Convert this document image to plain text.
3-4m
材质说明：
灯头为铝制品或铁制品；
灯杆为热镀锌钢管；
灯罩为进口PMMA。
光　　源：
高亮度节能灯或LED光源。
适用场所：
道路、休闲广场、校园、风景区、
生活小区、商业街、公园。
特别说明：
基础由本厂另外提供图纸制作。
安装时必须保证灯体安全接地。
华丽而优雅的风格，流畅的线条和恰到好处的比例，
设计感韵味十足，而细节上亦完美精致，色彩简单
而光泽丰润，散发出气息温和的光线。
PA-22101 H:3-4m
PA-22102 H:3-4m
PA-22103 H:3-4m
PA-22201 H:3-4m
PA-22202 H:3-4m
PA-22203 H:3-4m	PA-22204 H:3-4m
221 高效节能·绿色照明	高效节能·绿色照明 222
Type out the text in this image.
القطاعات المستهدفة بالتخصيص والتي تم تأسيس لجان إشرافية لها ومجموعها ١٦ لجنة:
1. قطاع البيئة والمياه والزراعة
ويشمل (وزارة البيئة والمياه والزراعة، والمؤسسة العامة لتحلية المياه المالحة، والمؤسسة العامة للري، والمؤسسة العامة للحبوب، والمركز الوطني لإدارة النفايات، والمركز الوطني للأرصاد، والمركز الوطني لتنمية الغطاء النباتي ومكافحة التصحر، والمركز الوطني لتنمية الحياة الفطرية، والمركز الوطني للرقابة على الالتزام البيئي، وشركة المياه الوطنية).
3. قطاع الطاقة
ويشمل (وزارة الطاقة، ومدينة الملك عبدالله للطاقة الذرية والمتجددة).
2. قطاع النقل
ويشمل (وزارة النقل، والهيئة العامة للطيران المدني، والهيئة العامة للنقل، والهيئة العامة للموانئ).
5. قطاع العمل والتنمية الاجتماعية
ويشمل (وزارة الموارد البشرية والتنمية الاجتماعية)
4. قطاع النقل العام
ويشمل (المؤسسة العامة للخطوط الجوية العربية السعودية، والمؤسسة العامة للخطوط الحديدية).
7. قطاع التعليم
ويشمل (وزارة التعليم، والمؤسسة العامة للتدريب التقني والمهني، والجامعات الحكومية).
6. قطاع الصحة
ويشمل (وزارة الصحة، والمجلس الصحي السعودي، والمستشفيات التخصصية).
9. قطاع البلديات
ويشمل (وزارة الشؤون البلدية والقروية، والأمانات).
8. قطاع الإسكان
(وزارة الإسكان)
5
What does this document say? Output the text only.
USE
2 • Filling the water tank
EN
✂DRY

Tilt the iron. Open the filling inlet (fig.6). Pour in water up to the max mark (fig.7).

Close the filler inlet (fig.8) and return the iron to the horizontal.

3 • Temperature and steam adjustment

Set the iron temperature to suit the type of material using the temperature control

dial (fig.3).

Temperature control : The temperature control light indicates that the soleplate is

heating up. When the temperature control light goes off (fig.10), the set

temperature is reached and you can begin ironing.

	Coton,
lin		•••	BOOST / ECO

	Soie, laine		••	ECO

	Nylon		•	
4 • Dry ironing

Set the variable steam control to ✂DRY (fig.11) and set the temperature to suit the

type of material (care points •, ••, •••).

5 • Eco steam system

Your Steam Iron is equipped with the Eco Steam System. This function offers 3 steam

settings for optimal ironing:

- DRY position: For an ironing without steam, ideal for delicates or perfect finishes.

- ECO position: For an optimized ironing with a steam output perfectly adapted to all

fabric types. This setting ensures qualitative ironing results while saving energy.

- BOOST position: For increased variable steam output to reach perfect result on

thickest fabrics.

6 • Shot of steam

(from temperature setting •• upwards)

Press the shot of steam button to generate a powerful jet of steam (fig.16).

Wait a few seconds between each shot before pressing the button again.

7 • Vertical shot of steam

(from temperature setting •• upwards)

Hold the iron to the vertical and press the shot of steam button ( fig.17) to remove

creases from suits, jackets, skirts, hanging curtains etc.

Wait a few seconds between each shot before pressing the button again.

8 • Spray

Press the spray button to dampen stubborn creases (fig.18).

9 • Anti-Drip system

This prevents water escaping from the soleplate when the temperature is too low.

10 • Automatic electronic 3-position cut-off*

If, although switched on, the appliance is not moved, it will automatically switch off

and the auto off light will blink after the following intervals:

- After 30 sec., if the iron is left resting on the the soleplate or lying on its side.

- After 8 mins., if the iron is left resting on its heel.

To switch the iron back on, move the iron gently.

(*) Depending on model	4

*****

GIVEN PROBLEM:
Count the lines of the material that include the word "ويشمل", then state only the total.

ANSWER TO THE PROBLEM:
8